■ TASK INSTRUCTIONS ■
In the entries below, copy word for word the lines starting with the one that contains "day-number: 17 (561, 289, 659, 303)" and going on through the one that contains "day-info: Sunrise: 6:54".
##### PROVIDED MATERIAL #####
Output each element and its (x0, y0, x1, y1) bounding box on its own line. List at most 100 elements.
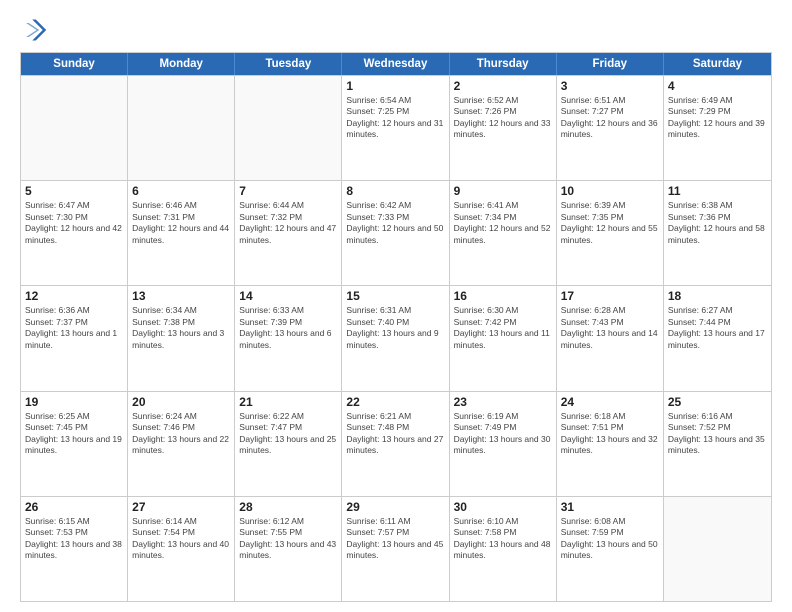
day-number: 17 (561, 289, 659, 303)
calendar-row: 1Sunrise: 6:54 AM Sunset: 7:25 PM Daylig… (21, 75, 771, 180)
calendar-cell: 14 Sunrise: 6:33 AM Sunset: 7:39 PM Dayli… (235, 286, 342, 390)
calendar-cell: 15Sunrise: 6:31 AM Sunset: 7:40 PM Dayli… (342, 286, 449, 390)
calendar-cell: 2 Sunrise: 6:52 AM Sunset: 7:26 PM Daylig… (450, 76, 557, 180)
calendar-cell: 27 Sunrise: 6:14 AM Sunset: 7:54 PM Dayli… (128, 497, 235, 601)
day-number: 2 (454, 79, 552, 93)
day-number: 22 (346, 395, 444, 409)
day-info: Sunrise: 6:08 AM Sunset: 7:59 PM Dayligh… (561, 516, 659, 562)
day-info: Sunrise: 6:24 AM Sunset: 7:46 PM Dayligh… (132, 411, 230, 457)
day-info: Sunrise: 6:42 AM Sunset: 7:33 PM Dayligh… (346, 200, 444, 246)
day-info: Sunrise: 6:54 AM Sunset: 7:25 PM Dayligh… (346, 95, 444, 141)
logo (20, 16, 54, 44)
calendar-cell: 10 Sunrise: 6:39 AM Sunset: 7:35 PM Dayli… (557, 181, 664, 285)
day-info: Sunrise: 6:33 AM Sunset: 7:39 PM Dayligh… (239, 305, 337, 351)
logo-icon (20, 16, 48, 44)
calendar-cell: 3 Sunrise: 6:51 AM Sunset: 7:27 PM Daylig… (557, 76, 664, 180)
calendar-body: 1Sunrise: 6:54 AM Sunset: 7:25 PM Daylig… (21, 75, 771, 601)
calendar-header: SundayMondayTuesdayWednesdayThursdayFrid… (21, 53, 771, 75)
day-info: Sunrise: 6:49 AM Sunset: 7:29 PM Dayligh… (668, 95, 767, 141)
calendar-row: 26 Sunrise: 6:15 AM Sunset: 7:53 PM Dayli… (21, 496, 771, 601)
day-info: Sunrise: 6:41 AM Sunset: 7:34 PM Dayligh… (454, 200, 552, 246)
day-number: 27 (132, 500, 230, 514)
day-info: Sunrise: 6:52 AM Sunset: 7:26 PM Dayligh… (454, 95, 552, 141)
calendar-cell: 18 Sunrise: 6:27 AM Sunset: 7:44 PM Dayli… (664, 286, 771, 390)
calendar-cell: 24 Sunrise: 6:18 AM Sunset: 7:51 PM Dayli… (557, 392, 664, 496)
calendar-cell: 29Sunrise: 6:11 AM Sunset: 7:57 PM Dayli… (342, 497, 449, 601)
calendar-cell: 22Sunrise: 6:21 AM Sunset: 7:48 PM Dayli… (342, 392, 449, 496)
calendar-cell: 11 Sunrise: 6:38 AM Sunset: 7:36 PM Dayli… (664, 181, 771, 285)
calendar-row: 5 Sunrise: 6:47 AM Sunset: 7:30 PM Daylig… (21, 180, 771, 285)
day-info: Sunrise: 6:39 AM Sunset: 7:35 PM Dayligh… (561, 200, 659, 246)
calendar-cell: 9 Sunrise: 6:41 AM Sunset: 7:34 PM Daylig… (450, 181, 557, 285)
calendar-cell: 17 Sunrise: 6:28 AM Sunset: 7:43 PM Dayli… (557, 286, 664, 390)
day-number: 5 (25, 184, 123, 198)
day-number: 18 (668, 289, 767, 303)
calendar-cell: 12 Sunrise: 6:36 AM Sunset: 7:37 PM Dayli… (21, 286, 128, 390)
weekday-header: Wednesday (342, 53, 449, 75)
calendar-cell: 28 Sunrise: 6:12 AM Sunset: 7:55 PM Dayli… (235, 497, 342, 601)
calendar-cell: 13 Sunrise: 6:34 AM Sunset: 7:38 PM Dayli… (128, 286, 235, 390)
weekday-header: Saturday (664, 53, 771, 75)
day-number: 12 (25, 289, 123, 303)
day-number: 28 (239, 500, 337, 514)
day-number: 11 (668, 184, 767, 198)
day-info: Sunrise: 6:36 AM Sunset: 7:37 PM Dayligh… (25, 305, 123, 351)
calendar-cell: 26 Sunrise: 6:15 AM Sunset: 7:53 PM Dayli… (21, 497, 128, 601)
day-info: Sunrise: 6:46 AM Sunset: 7:31 PM Dayligh… (132, 200, 230, 246)
day-number: 14 (239, 289, 337, 303)
calendar-cell: 1Sunrise: 6:54 AM Sunset: 7:25 PM Daylig… (342, 76, 449, 180)
day-info: Sunrise: 6:51 AM Sunset: 7:27 PM Dayligh… (561, 95, 659, 141)
weekday-header: Sunday (21, 53, 128, 75)
day-info: Sunrise: 6:28 AM Sunset: 7:43 PM Dayligh… (561, 305, 659, 351)
day-number: 16 (454, 289, 552, 303)
day-number: 21 (239, 395, 337, 409)
day-number: 26 (25, 500, 123, 514)
day-info: Sunrise: 6:12 AM Sunset: 7:55 PM Dayligh… (239, 516, 337, 562)
calendar-cell: 4 Sunrise: 6:49 AM Sunset: 7:29 PM Daylig… (664, 76, 771, 180)
day-info: Sunrise: 6:18 AM Sunset: 7:51 PM Dayligh… (561, 411, 659, 457)
day-info: Sunrise: 6:19 AM Sunset: 7:49 PM Dayligh… (454, 411, 552, 457)
calendar-row: 12 Sunrise: 6:36 AM Sunset: 7:37 PM Dayli… (21, 285, 771, 390)
day-number: 6 (132, 184, 230, 198)
day-info: Sunrise: 6:31 AM Sunset: 7:40 PM Dayligh… (346, 305, 444, 351)
calendar-cell: 5 Sunrise: 6:47 AM Sunset: 7:30 PM Daylig… (21, 181, 128, 285)
weekday-header: Friday (557, 53, 664, 75)
calendar-cell: 19 Sunrise: 6:25 AM Sunset: 7:45 PM Dayli… (21, 392, 128, 496)
calendar-cell: 30 Sunrise: 6:10 AM Sunset: 7:58 PM Dayli… (450, 497, 557, 601)
day-info: Sunrise: 6:10 AM Sunset: 7:58 PM Dayligh… (454, 516, 552, 562)
day-number: 31 (561, 500, 659, 514)
day-number: 3 (561, 79, 659, 93)
day-number: 8 (346, 184, 444, 198)
header (20, 16, 772, 44)
day-number: 7 (239, 184, 337, 198)
calendar: SundayMondayTuesdayWednesdayThursdayFrid… (20, 52, 772, 602)
day-number: 24 (561, 395, 659, 409)
day-number: 25 (668, 395, 767, 409)
day-info: Sunrise: 6:34 AM Sunset: 7:38 PM Dayligh… (132, 305, 230, 351)
day-info: Sunrise: 6:38 AM Sunset: 7:36 PM Dayligh… (668, 200, 767, 246)
calendar-cell: 25Sunrise: 6:16 AM Sunset: 7:52 PM Dayli… (664, 392, 771, 496)
calendar-cell (235, 76, 342, 180)
day-number: 19 (25, 395, 123, 409)
weekday-header: Thursday (450, 53, 557, 75)
calendar-cell: 20 Sunrise: 6:24 AM Sunset: 7:46 PM Dayli… (128, 392, 235, 496)
day-number: 29 (346, 500, 444, 514)
calendar-cell (128, 76, 235, 180)
day-number: 9 (454, 184, 552, 198)
day-info: Sunrise: 6:14 AM Sunset: 7:54 PM Dayligh… (132, 516, 230, 562)
day-info: Sunrise: 6:15 AM Sunset: 7:53 PM Dayligh… (25, 516, 123, 562)
calendar-cell: 7 Sunrise: 6:44 AM Sunset: 7:32 PM Daylig… (235, 181, 342, 285)
day-info: Sunrise: 6:47 AM Sunset: 7:30 PM Dayligh… (25, 200, 123, 246)
day-number: 10 (561, 184, 659, 198)
weekday-header: Tuesday (235, 53, 342, 75)
day-info: Sunrise: 6:30 AM Sunset: 7:42 PM Dayligh… (454, 305, 552, 351)
day-number: 30 (454, 500, 552, 514)
day-number: 20 (132, 395, 230, 409)
day-info: Sunrise: 6:25 AM Sunset: 7:45 PM Dayligh… (25, 411, 123, 457)
day-info: Sunrise: 6:27 AM Sunset: 7:44 PM Dayligh… (668, 305, 767, 351)
day-info: Sunrise: 6:44 AM Sunset: 7:32 PM Dayligh… (239, 200, 337, 246)
calendar-cell: 21Sunrise: 6:22 AM Sunset: 7:47 PM Dayli… (235, 392, 342, 496)
calendar-cell: 31 Sunrise: 6:08 AM Sunset: 7:59 PM Dayli… (557, 497, 664, 601)
day-number: 4 (668, 79, 767, 93)
day-number: 13 (132, 289, 230, 303)
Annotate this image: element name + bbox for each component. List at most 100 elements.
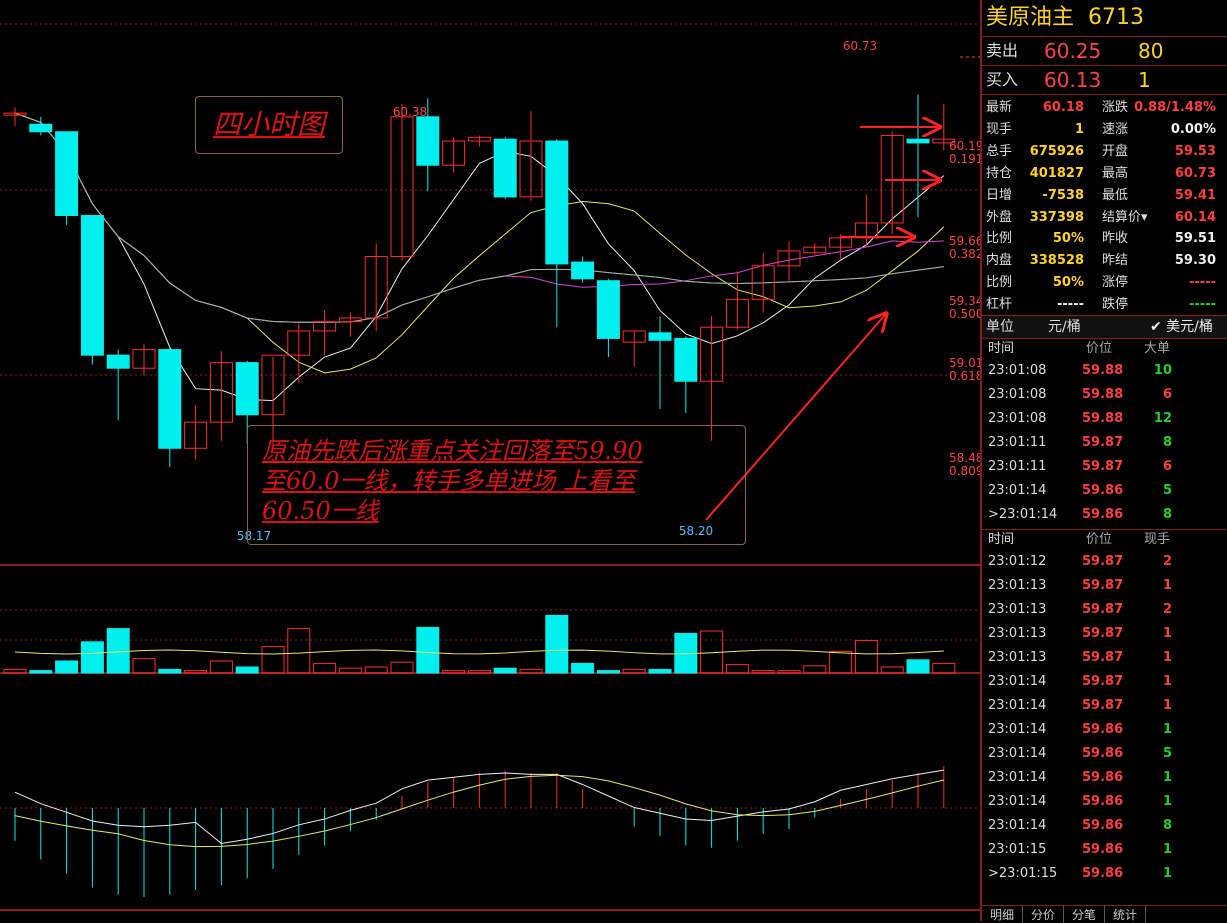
#####
■ RESPONSE TO THE EXERCISE ■
day-number: 17 (561, 289, 659, 303)
calendar-row: 1Sunrise: 6:54 AM Sunset: 7:25 PM Daylig… (21, 75, 771, 180)
calendar-cell: 14 Sunrise: 6:33 AM Sunset: 7:39 PM Dayli… (235, 286, 342, 390)
calendar-cell: 15Sunrise: 6:31 AM Sunset: 7:40 PM Dayli… (342, 286, 449, 390)
calendar-cell: 2 Sunrise: 6:52 AM Sunset: 7:26 PM Daylig… (450, 76, 557, 180)
calendar-cell: 27 Sunrise: 6:14 AM Sunset: 7:54 PM Dayli… (128, 497, 235, 601)
day-number: 2 (454, 79, 552, 93)
day-number: 22 (346, 395, 444, 409)
day-info: Sunrise: 6:08 AM Sunset: 7:59 PM Dayligh… (561, 516, 659, 562)
day-info: Sunrise: 6:24 AM Sunset: 7:46 PM Dayligh… (132, 411, 230, 457)
day-info: Sunrise: 6:42 AM Sunset: 7:33 PM Dayligh… (346, 200, 444, 246)
day-info: Sunrise: 6:54 AM Sunset: 7:25 PM Dayligh… (346, 95, 444, 141)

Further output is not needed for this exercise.